Set down every record once more, exactly as given.

**** Data for the task

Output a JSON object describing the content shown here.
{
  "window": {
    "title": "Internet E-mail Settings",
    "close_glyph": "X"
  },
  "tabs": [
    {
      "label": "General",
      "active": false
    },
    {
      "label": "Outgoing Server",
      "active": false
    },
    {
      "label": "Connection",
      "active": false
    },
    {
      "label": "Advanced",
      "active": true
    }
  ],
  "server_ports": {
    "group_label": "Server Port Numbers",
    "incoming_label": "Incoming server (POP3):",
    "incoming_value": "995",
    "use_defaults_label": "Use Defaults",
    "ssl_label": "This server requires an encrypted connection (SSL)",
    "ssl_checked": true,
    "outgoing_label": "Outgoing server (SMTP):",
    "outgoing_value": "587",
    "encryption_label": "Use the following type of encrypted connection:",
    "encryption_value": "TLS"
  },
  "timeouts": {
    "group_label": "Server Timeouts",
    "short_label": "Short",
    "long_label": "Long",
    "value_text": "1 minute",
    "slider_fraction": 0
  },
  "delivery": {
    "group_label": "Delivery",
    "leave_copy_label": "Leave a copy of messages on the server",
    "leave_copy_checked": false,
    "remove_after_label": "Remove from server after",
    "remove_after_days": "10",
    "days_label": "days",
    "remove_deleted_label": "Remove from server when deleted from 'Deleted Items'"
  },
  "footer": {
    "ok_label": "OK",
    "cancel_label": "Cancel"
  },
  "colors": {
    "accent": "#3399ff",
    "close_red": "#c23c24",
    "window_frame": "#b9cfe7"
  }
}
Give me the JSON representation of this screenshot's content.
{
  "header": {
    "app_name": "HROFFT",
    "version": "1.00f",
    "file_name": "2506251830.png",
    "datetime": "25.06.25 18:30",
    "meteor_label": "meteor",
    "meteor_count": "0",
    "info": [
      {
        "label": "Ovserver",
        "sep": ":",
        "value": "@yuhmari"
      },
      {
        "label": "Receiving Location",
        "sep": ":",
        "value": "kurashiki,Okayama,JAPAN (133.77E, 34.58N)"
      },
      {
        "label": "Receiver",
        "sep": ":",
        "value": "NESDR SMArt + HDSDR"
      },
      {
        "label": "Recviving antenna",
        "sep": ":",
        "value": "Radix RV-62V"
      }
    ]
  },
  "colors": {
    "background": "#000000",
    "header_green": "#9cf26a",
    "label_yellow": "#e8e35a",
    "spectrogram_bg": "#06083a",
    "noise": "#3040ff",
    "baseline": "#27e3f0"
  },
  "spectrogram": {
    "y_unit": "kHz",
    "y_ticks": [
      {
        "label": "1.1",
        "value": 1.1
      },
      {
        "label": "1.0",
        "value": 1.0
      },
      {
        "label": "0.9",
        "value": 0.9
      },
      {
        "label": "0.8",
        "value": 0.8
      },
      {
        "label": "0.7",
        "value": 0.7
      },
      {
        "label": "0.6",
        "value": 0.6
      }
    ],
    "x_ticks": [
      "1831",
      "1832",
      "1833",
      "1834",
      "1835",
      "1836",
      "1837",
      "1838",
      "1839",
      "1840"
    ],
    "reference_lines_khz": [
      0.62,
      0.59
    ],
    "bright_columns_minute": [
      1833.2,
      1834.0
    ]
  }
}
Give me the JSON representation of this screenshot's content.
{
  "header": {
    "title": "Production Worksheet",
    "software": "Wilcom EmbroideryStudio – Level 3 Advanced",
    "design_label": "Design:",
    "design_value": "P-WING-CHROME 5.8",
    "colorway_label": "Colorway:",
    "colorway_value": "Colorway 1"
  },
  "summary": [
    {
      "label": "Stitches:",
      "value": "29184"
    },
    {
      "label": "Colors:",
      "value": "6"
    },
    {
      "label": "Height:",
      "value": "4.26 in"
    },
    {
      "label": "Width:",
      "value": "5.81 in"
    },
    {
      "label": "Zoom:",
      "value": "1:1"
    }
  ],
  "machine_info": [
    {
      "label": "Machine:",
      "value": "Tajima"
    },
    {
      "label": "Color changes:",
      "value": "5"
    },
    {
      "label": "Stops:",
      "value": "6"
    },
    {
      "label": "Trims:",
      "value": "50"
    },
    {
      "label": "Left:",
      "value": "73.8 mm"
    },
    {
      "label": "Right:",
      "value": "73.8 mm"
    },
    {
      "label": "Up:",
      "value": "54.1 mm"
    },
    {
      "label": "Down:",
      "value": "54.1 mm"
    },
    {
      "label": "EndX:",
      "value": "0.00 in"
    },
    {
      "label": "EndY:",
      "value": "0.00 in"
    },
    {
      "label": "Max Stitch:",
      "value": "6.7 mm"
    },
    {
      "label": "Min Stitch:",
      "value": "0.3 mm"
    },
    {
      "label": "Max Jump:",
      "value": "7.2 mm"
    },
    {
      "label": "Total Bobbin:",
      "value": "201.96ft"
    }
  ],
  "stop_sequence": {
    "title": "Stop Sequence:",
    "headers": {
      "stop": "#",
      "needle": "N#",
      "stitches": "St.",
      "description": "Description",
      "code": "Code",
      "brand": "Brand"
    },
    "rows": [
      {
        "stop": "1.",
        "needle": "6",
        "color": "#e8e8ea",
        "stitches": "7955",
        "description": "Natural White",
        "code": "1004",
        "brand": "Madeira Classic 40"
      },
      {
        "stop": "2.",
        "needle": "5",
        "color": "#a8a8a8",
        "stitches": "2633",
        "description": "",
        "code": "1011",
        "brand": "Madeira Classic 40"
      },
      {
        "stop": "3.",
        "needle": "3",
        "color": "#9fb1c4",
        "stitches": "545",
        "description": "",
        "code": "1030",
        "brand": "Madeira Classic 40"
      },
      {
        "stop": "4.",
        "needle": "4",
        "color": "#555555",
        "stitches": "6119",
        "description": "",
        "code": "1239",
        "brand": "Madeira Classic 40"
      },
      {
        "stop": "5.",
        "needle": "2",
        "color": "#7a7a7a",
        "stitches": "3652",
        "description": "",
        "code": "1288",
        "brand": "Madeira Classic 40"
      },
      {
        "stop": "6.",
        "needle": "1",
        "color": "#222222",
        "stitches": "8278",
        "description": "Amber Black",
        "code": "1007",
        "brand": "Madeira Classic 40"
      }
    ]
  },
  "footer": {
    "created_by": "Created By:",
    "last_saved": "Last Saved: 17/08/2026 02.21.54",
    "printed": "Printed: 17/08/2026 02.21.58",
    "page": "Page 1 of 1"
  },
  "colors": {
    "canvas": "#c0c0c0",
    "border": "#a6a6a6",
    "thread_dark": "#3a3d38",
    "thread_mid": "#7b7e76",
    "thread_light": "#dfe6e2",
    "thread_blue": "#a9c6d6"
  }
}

********

## Exercise solution:
Output a JSON object describing the content shown here.
{
  "window": {
    "title": "Internet E-mail Settings",
    "close_glyph": "X"
  },
  "tabs": [
    {
      "label": "General",
      "active": false
    },
    {
      "label": "Outgoing Server",
      "active": false
    },
    {
      "label": "Connection",
      "active": false
    },
    {
      "label": "Advanced",
      "active": true
    }
  ],
  "server_ports": {
    "group_label": "Server Port Numbers",
    "incoming_label": "Incoming server (POP3):",
    "incoming_value": "995",
    "use_defaults_label": "Use Defaults",
    "ssl_label": "This server requires an encrypted connection (SSL)",
    "ssl_checked": true,
    "outgoing_label": "Outgoing server (SMTP):",
    "outgoing_value": "587",
    "encryption_label": "Use the following type of encrypted connection:",
    "encryption_value": "TLS"
  },
  "timeouts": {
    "group_label": "Server Timeouts",
    "short_label": "Short",
    "long_label": "Long",
    "value_text": "1 minute",
    "slider_fraction": 0
  },
  "delivery": {
    "group_label": "Delivery",
    "leave_copy_label": "Leave a copy of messages on the server",
    "leave_copy_checked": false,
    "remove_after_label": "Remove from server after",
    "remove_after_days": "10",
    "days_label": "days",
    "remove_deleted_label": "Remove from server when deleted from 'Deleted Items'"
  },
  "footer": {
    "ok_label": "OK",
    "cancel_label": "Cancel"
  },
  "colors": {
    "accent": "#3399ff",
    "close_red": "#c23c24",
    "window_frame": "#b9cfe7"
  }
}
Give me the JSON representation of this screenshot's content.
{
  "header": {
    "app_name": "HROFFT",
    "version": "1.00f",
    "file_name": "2506251830.png",
    "datetime": "25.06.25 18:30",
    "meteor_label": "meteor",
    "meteor_count": "0",
    "info": [
      {
        "label": "Ovserver",
        "sep": ":",
        "value": "@yuhmari"
      },
      {
        "label": "Receiving Location",
        "sep": ":",
        "value": "kurashiki,Okayama,JAPAN (133.77E, 34.58N)"
      },
      {
        "label": "Receiver",
        "sep": ":",
        "value": "NESDR SMArt + HDSDR"
      },
      {
        "label": "Recviving antenna",
        "sep": ":",
        "value": "Radix RV-62V"
      }
    ]
  },
  "colors": {
    "background": "#000000",
    "header_green": "#9cf26a",
    "label_yellow": "#e8e35a",
    "spectrogram_bg": "#06083a",
    "noise": "#3040ff",
    "baseline": "#27e3f0"
  },
  "spectrogram": {
    "y_unit": "kHz",
    "y_ticks": [
      {
        "label": "1.1",
        "value": 1.1
      },
      {
        "label": "1.0",
        "value": 1.0
      },
      {
        "label": "0.9",
        "value": 0.9
      },
      {
        "label": "0.8",
        "value": 0.8
      },
      {
        "label": "0.7",
        "value": 0.7
      },
      {
        "label": "0.6",
        "value": 0.6
      }
    ],
    "x_ticks": [
      "1831",
      "1832",
      "1833",
      "1834",
      "1835",
      "1836",
      "1837",
      "1838",
      "1839",
      "1840"
    ],
    "reference_lines_khz": [
      0.62,
      0.59
    ],
    "bright_columns_minute": [
      1833.2,
      1834.0
    ]
  }
}
Give me the JSON representation of this screenshot's content.
{
  "header": {
    "title": "Production Worksheet",
    "software": "Wilcom EmbroideryStudio – Level 3 Advanced",
    "design_label": "Design:",
    "design_value": "P-WING-CHROME 5.8",
    "colorway_label": "Colorway:",
    "colorway_value": "Colorway 1"
  },
  "summary": [
    {
      "label": "Stitches:",
      "value": "29184"
    },
    {
      "label": "Colors:",
      "value": "6"
    },
    {
      "label": "Height:",
      "value": "4.26 in"
    },
    {
      "label": "Width:",
      "value": "5.81 in"
    },
    {
      "label": "Zoom:",
      "value": "1:1"
    }
  ],
  "machine_info": [
    {
      "label": "Machine:",
      "value": "Tajima"
    },
    {
      "label": "Color changes:",
      "value": "5"
    },
    {
      "label": "Stops:",
      "value": "6"
    },
    {
      "label": "Trims:",
      "value": "50"
    },
    {
      "label": "Left:",
      "value": "73.8 mm"
    },
    {
      "label": "Right:",
      "value": "73.8 mm"
    },
    {
      "label": "Up:",
      "value": "54.1 mm"
    },
    {
      "label": "Down:",
      "value": "54.1 mm"
    },
    {
      "label": "EndX:",
      "value": "0.00 in"
    },
    {
      "label": "EndY:",
      "value": "0.00 in"
    },
    {
      "label": "Max Stitch:",
      "value": "6.7 mm"
    },
    {
      "label": "Min Stitch:",
      "value": "0.3 mm"
    },
    {
      "label": "Max Jump:",
      "value": "7.2 mm"
    },
    {
      "label": "Total Bobbin:",
      "value": "201.96ft"
    }
  ],
  "stop_sequence": {
    "title": "Stop Sequence:",
    "headers": {
      "stop": "#",
      "needle": "N#",
      "stitches": "St.",
      "description": "Description",
      "code": "Code",
      "brand": "Brand"
    },
    "rows": [
      {
        "stop": "1.",
        "needle": "6",
        "color": "#e8e8ea",
        "stitches": "7955",
        "description": "Natural White",
        "code": "1004",
        "brand": "Madeira Classic 40"
      },
      {
        "stop": "2.",
        "needle": "5",
        "color": "#a8a8a8",
        "stitches": "2633",
        "description": "",
        "code": "1011",
        "brand": "Madeira Classic 40"
      },
      {
        "stop": "3.",
        "needle": "3",
        "color": "#9fb1c4",
        "stitches": "545",
        "description": "",
        "code": "1030",
        "brand": "Madeira Classic 40"
      },
      {
        "stop": "4.",
        "needle": "4",
        "color": "#555555",
        "stitches": "6119",
        "description": "",
        "code": "1239",
        "brand": "Madeira Classic 40"
      },
      {
        "stop": "5.",
        "needle": "2",
        "color": "#7a7a7a",
        "stitches": "3652",
        "description": "",
        "code": "1288",
        "brand": "Madeira Classic 40"
      },
      {
        "stop": "6.",
        "needle": "1",
        "color": "#222222",
        "stitches": "8278",
        "description": "Amber Black",
        "code": "1007",
        "brand": "Madeira Classic 40"
      }
    ]
  },
  "footer": {
    "created_by": "Created By:",
    "last_saved": "Last Saved: 17/08/2026 02.21.54",
    "printed": "Printed: 17/08/2026 02.21.58",
    "page": "Page 1 of 1"
  },
  "colors": {
    "canvas": "#c0c0c0",
    "border": "#a6a6a6",
    "thread_dark": "#3a3d38",
    "thread_mid": "#7b7e76",
    "thread_light": "#dfe6e2",
    "thread_blue": "#a9c6d6"
  }
}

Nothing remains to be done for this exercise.